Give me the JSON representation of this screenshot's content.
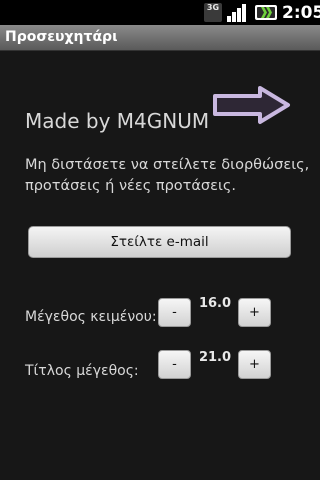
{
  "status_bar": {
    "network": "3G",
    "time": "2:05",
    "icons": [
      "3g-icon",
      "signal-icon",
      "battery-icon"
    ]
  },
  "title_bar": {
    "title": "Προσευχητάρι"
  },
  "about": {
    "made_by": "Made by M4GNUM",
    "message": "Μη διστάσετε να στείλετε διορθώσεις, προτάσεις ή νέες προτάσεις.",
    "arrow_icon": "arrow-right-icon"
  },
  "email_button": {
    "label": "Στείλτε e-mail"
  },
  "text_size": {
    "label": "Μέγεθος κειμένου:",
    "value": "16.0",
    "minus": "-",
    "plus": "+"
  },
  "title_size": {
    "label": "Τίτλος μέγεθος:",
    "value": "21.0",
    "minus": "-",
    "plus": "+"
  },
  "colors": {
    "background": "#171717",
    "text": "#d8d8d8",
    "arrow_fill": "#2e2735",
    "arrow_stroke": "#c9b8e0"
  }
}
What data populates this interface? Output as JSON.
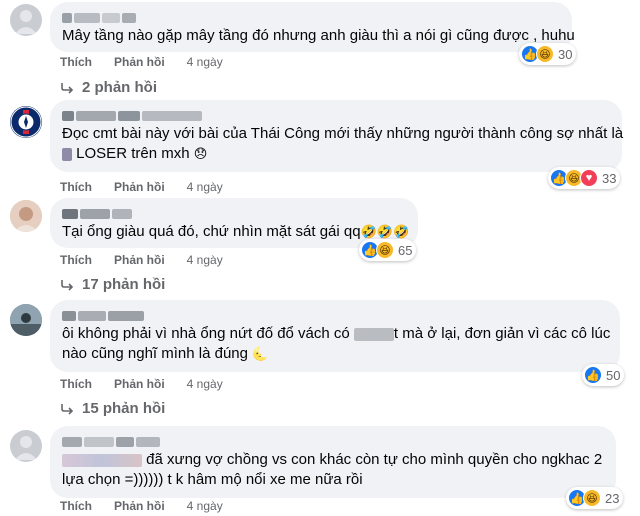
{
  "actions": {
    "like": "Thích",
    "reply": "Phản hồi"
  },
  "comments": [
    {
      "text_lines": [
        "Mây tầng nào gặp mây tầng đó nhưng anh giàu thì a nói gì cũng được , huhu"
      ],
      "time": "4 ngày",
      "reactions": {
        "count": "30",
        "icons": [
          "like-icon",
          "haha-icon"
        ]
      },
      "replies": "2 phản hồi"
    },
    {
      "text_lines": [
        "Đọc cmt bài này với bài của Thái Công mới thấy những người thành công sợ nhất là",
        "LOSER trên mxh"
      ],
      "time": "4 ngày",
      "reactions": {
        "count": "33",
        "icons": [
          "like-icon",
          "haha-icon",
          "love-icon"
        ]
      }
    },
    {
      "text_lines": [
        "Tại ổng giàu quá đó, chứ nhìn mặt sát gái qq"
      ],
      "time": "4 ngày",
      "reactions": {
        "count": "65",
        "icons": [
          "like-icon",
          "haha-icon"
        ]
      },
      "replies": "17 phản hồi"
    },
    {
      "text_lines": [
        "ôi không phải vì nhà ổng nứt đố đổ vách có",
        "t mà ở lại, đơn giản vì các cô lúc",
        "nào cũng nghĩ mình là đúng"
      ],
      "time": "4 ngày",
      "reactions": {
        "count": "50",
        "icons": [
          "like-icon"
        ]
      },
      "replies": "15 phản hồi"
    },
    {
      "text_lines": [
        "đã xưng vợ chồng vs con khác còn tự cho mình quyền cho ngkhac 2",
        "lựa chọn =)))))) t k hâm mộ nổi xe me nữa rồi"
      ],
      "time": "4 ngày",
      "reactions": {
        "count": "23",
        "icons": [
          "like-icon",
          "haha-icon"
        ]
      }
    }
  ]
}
++++++++++
Except for the pictures, print the data above exactly.

Give me the JSON representation of this screenshot's content.
{
  "status_bar": {
    "network": "3G",
    "time": "2:05",
    "icons": [
      "3g-icon",
      "signal-icon",
      "battery-icon"
    ]
  },
  "title_bar": {
    "title": "Προσευχητάρι"
  },
  "about": {
    "made_by": "Made by M4GNUM",
    "message": "Μη διστάσετε να στείλετε διορθώσεις, προτάσεις ή νέες προτάσεις.",
    "arrow_icon": "arrow-right-icon"
  },
  "email_button": {
    "label": "Στείλτε e-mail"
  },
  "text_size": {
    "label": "Μέγεθος κειμένου:",
    "value": "16.0",
    "minus": "-",
    "plus": "+"
  },
  "title_size": {
    "label": "Τίτλος μέγεθος:",
    "value": "21.0",
    "minus": "-",
    "plus": "+"
  },
  "colors": {
    "background": "#171717",
    "text": "#d8d8d8",
    "arrow_fill": "#2e2735",
    "arrow_stroke": "#c9b8e0"
  }
}
What data populates this interface? Output as JSON.
{
  "actions": {
    "like": "Thích",
    "reply": "Phản hồi"
  },
  "comments": [
    {
      "text_lines": [
        "Mây tầng nào gặp mây tầng đó nhưng anh giàu thì a nói gì cũng được , huhu"
      ],
      "time": "4 ngày",
      "reactions": {
        "count": "30",
        "icons": [
          "like-icon",
          "haha-icon"
        ]
      },
      "replies": "2 phản hồi"
    },
    {
      "text_lines": [
        "Đọc cmt bài này với bài của Thái Công mới thấy những người thành công sợ nhất là",
        "LOSER trên mxh"
      ],
      "time": "4 ngày",
      "reactions": {
        "count": "33",
        "icons": [
          "like-icon",
          "haha-icon",
          "love-icon"
        ]
      }
    },
    {
      "text_lines": [
        "Tại ổng giàu quá đó, chứ nhìn mặt sát gái qq"
      ],
      "time": "4 ngày",
      "reactions": {
        "count": "65",
        "icons": [
          "like-icon",
          "haha-icon"
        ]
      },
      "replies": "17 phản hồi"
    },
    {
      "text_lines": [
        "ôi không phải vì nhà ổng nứt đố đổ vách có",
        "t mà ở lại, đơn giản vì các cô lúc",
        "nào cũng nghĩ mình là đúng"
      ],
      "time": "4 ngày",
      "reactions": {
        "count": "50",
        "icons": [
          "like-icon"
        ]
      },
      "replies": "15 phản hồi"
    },
    {
      "text_lines": [
        "đã xưng vợ chồng vs con khác còn tự cho mình quyền cho ngkhac 2",
        "lựa chọn =)))))) t k hâm mộ nổi xe me nữa rồi"
      ],
      "time": "4 ngày",
      "reactions": {
        "count": "23",
        "icons": [
          "like-icon",
          "haha-icon"
        ]
      }
    }
  ]
}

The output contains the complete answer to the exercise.